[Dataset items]

— Begin —

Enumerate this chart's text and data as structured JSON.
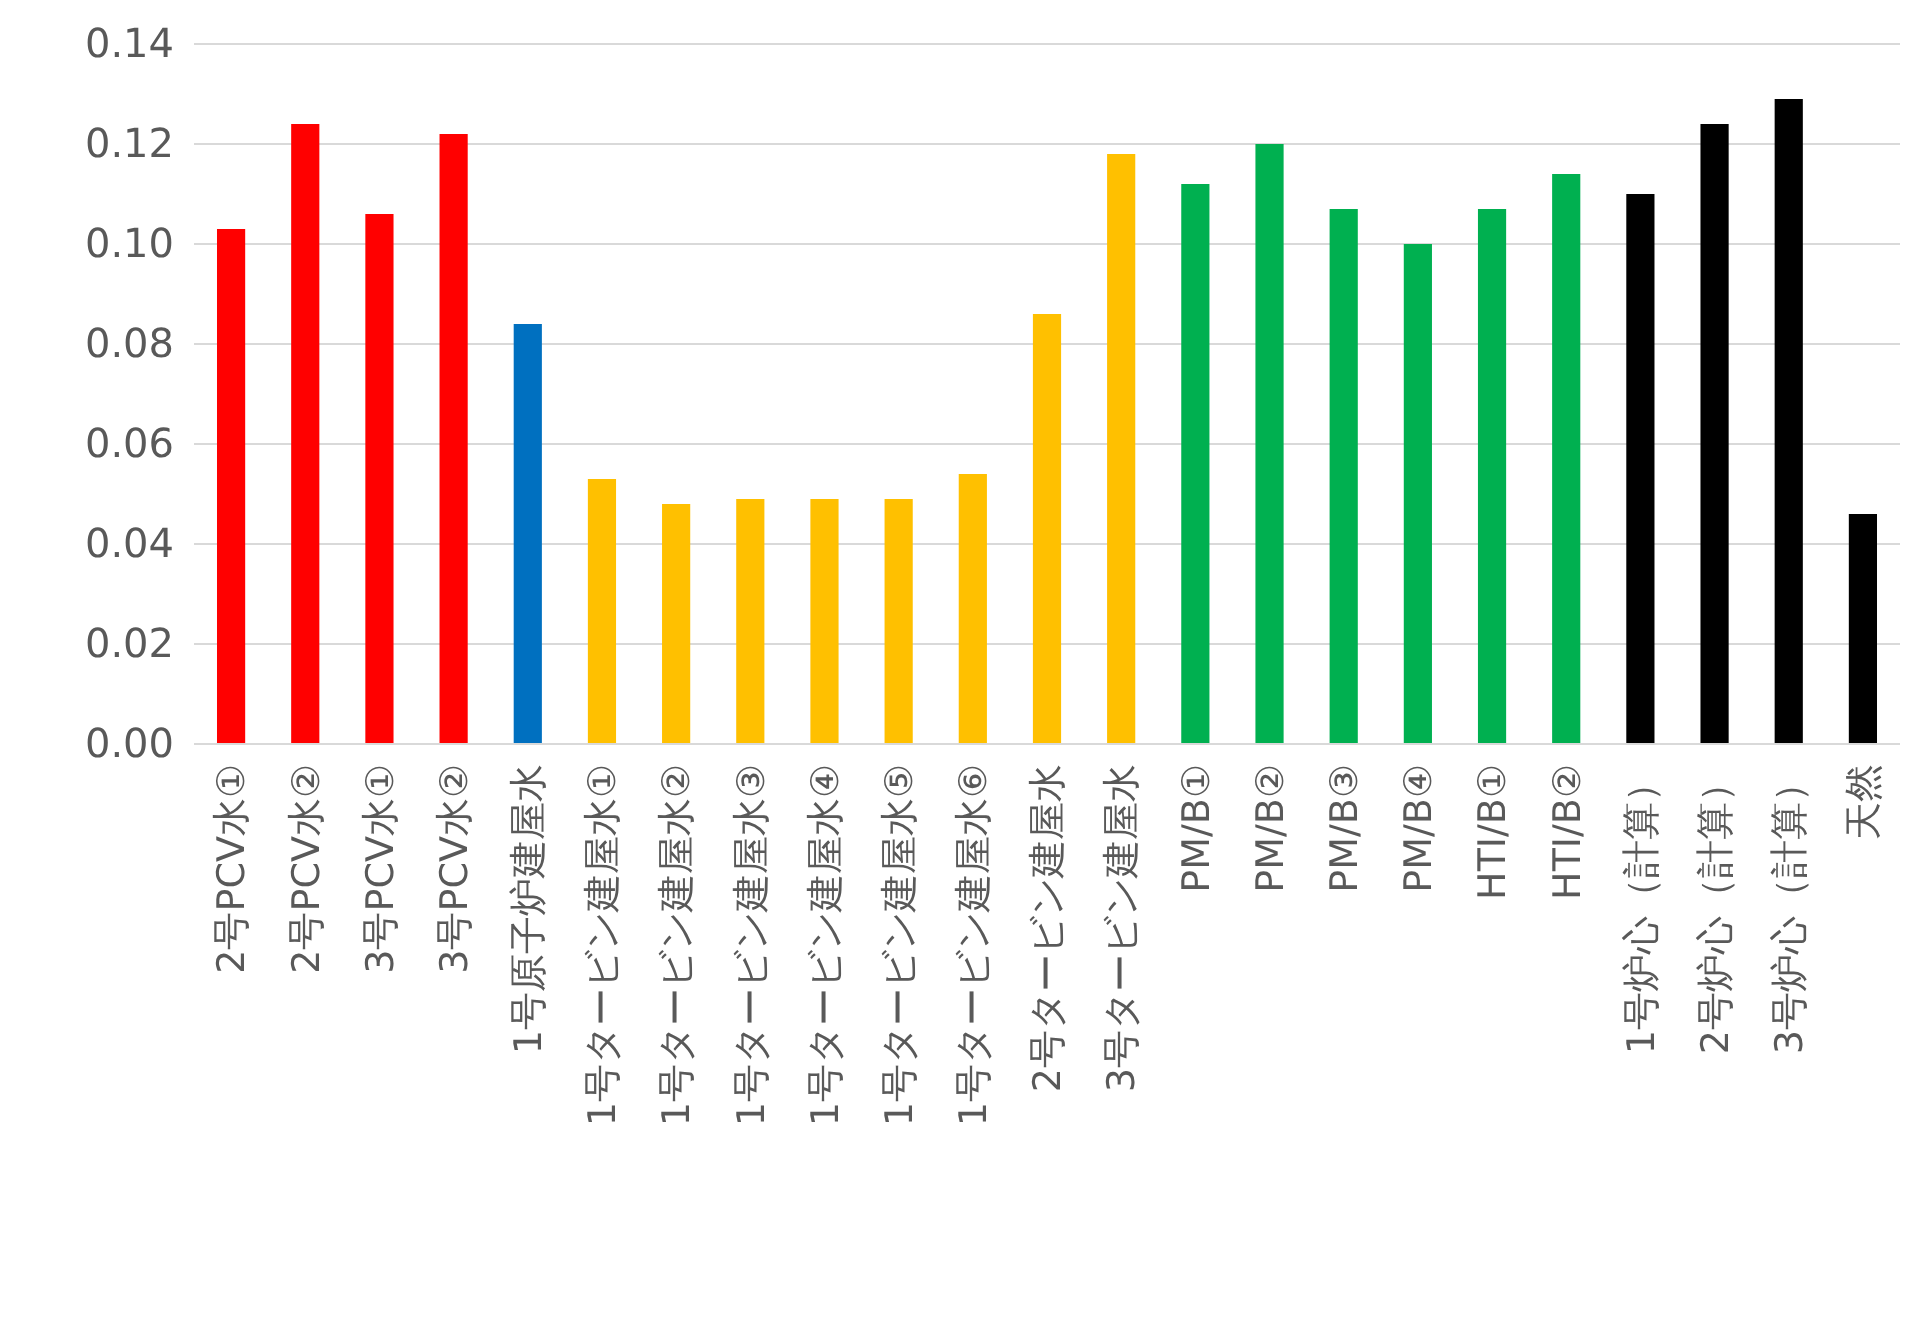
{
  "chart_data": {
    "type": "bar",
    "categories": [
      "2号PCV水①",
      "2号PCV水②",
      "3号PCV水①",
      "3号PCV水②",
      "1号原子炉建屋水",
      "1号タービン建屋水①",
      "1号タービン建屋水②",
      "1号タービン建屋水③",
      "1号タービン建屋水④",
      "1号タービン建屋水⑤",
      "1号タービン建屋水⑥",
      "2号タービン建屋水",
      "3号タービン建屋水",
      "PM/B①",
      "PM/B②",
      "PM/B③",
      "PM/B④",
      "HTI/B①",
      "HTI/B②",
      "1号炉心（計算）",
      "2号炉心（計算）",
      "3号炉心（計算）",
      "天然"
    ],
    "values": [
      0.103,
      0.124,
      0.106,
      0.122,
      0.084,
      0.053,
      0.048,
      0.049,
      0.049,
      0.049,
      0.054,
      0.086,
      0.118,
      0.112,
      0.12,
      0.107,
      0.1,
      0.107,
      0.114,
      0.11,
      0.124,
      0.129,
      0.046
    ],
    "colors": [
      "#ff0000",
      "#ff0000",
      "#ff0000",
      "#ff0000",
      "#0070c0",
      "#ffc000",
      "#ffc000",
      "#ffc000",
      "#ffc000",
      "#ffc000",
      "#ffc000",
      "#ffc000",
      "#ffc000",
      "#00b050",
      "#00b050",
      "#00b050",
      "#00b050",
      "#00b050",
      "#00b050",
      "#000000",
      "#000000",
      "#000000",
      "#000000"
    ],
    "ylim": [
      0,
      0.14
    ],
    "yticks": [
      {
        "value": 0,
        "label": "0.00"
      },
      {
        "value": 0.02,
        "label": "0.02"
      },
      {
        "value": 0.04,
        "label": "0.04"
      },
      {
        "value": 0.06,
        "label": "0.06"
      },
      {
        "value": 0.08,
        "label": "0.08"
      },
      {
        "value": 0.1,
        "label": "0.10"
      },
      {
        "value": 0.12,
        "label": "0.12"
      },
      {
        "value": 0.14,
        "label": "0.14"
      }
    ],
    "grid": "y"
  }
}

— End —

DIRECTIONS FOR THIS TASK: Retype all entries exactly as they appear, dropping the images.

RESULT OF THIS EXERCISE:
Enumerate this chart's text and data as structured JSON.
{
  "chart_data": {
    "type": "bar",
    "categories": [
      "2号PCV水①",
      "2号PCV水②",
      "3号PCV水①",
      "3号PCV水②",
      "1号原子炉建屋水",
      "1号タービン建屋水①",
      "1号タービン建屋水②",
      "1号タービン建屋水③",
      "1号タービン建屋水④",
      "1号タービン建屋水⑤",
      "1号タービン建屋水⑥",
      "2号タービン建屋水",
      "3号タービン建屋水",
      "PM/B①",
      "PM/B②",
      "PM/B③",
      "PM/B④",
      "HTI/B①",
      "HTI/B②",
      "1号炉心（計算）",
      "2号炉心（計算）",
      "3号炉心（計算）",
      "天然"
    ],
    "values": [
      0.103,
      0.124,
      0.106,
      0.122,
      0.084,
      0.053,
      0.048,
      0.049,
      0.049,
      0.049,
      0.054,
      0.086,
      0.118,
      0.112,
      0.12,
      0.107,
      0.1,
      0.107,
      0.114,
      0.11,
      0.124,
      0.129,
      0.046
    ],
    "colors": [
      "#ff0000",
      "#ff0000",
      "#ff0000",
      "#ff0000",
      "#0070c0",
      "#ffc000",
      "#ffc000",
      "#ffc000",
      "#ffc000",
      "#ffc000",
      "#ffc000",
      "#ffc000",
      "#ffc000",
      "#00b050",
      "#00b050",
      "#00b050",
      "#00b050",
      "#00b050",
      "#00b050",
      "#000000",
      "#000000",
      "#000000",
      "#000000"
    ],
    "ylim": [
      0,
      0.14
    ],
    "yticks": [
      {
        "value": 0,
        "label": "0.00"
      },
      {
        "value": 0.02,
        "label": "0.02"
      },
      {
        "value": 0.04,
        "label": "0.04"
      },
      {
        "value": 0.06,
        "label": "0.06"
      },
      {
        "value": 0.08,
        "label": "0.08"
      },
      {
        "value": 0.1,
        "label": "0.10"
      },
      {
        "value": 0.12,
        "label": "0.12"
      },
      {
        "value": 0.14,
        "label": "0.14"
      }
    ],
    "grid": "y"
  }
}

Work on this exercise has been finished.